Data excerpts:
┌────────

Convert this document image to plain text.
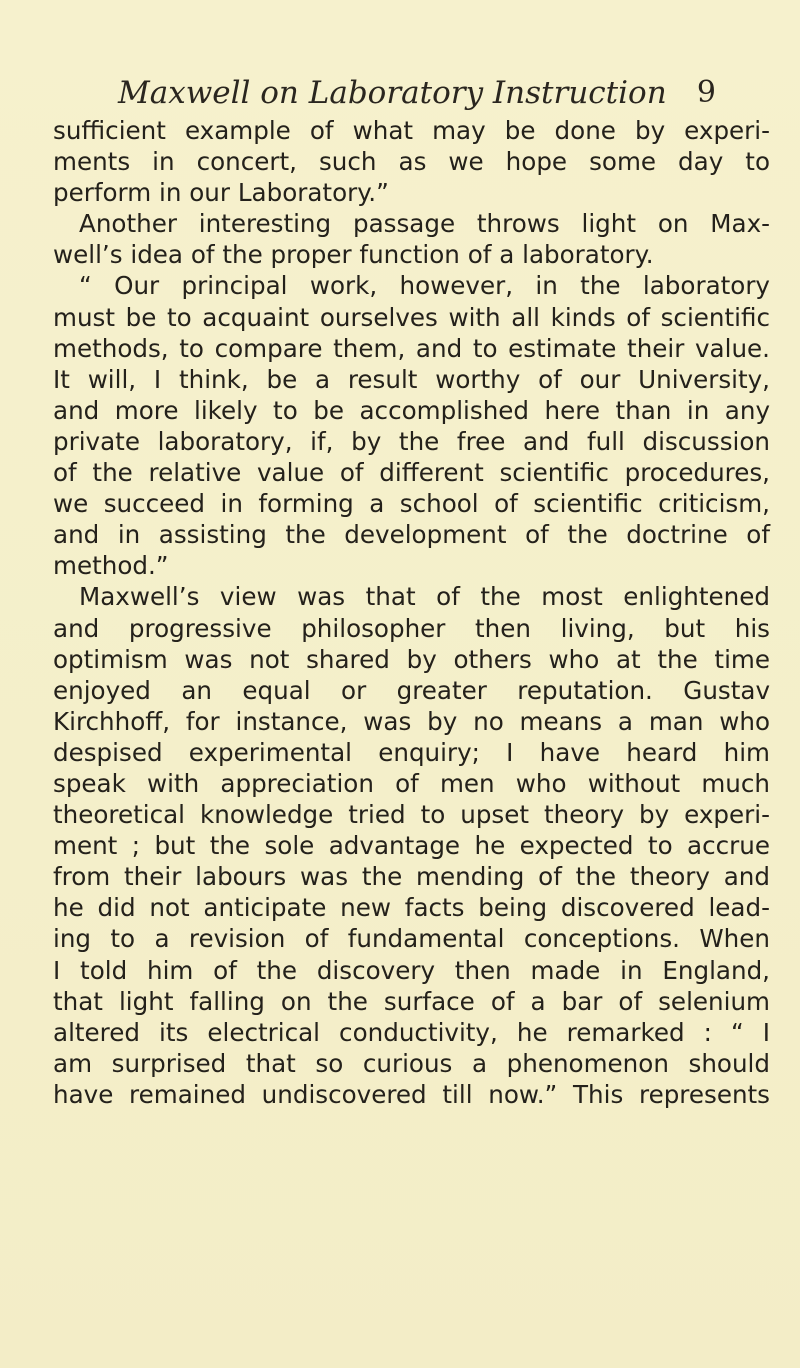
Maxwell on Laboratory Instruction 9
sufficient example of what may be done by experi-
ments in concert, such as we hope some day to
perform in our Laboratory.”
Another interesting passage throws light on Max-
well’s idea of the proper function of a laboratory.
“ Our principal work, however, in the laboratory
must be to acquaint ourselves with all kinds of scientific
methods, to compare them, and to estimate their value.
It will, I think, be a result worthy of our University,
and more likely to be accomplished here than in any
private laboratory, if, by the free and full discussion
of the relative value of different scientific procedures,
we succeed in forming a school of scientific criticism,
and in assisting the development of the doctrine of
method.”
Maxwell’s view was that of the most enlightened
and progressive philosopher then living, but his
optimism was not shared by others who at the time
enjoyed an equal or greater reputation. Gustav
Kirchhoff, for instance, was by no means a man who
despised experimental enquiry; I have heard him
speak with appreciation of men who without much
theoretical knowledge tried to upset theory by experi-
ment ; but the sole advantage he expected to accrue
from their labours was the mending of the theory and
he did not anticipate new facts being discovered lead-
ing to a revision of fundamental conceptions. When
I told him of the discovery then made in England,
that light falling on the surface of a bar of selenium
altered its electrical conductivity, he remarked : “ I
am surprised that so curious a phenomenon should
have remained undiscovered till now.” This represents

└────────

» Goal of the exercise
Go through the records and show every line with the string "then" in it.

» Full response
and progressive philosopher then living, but his
I told him of the discovery then made in England,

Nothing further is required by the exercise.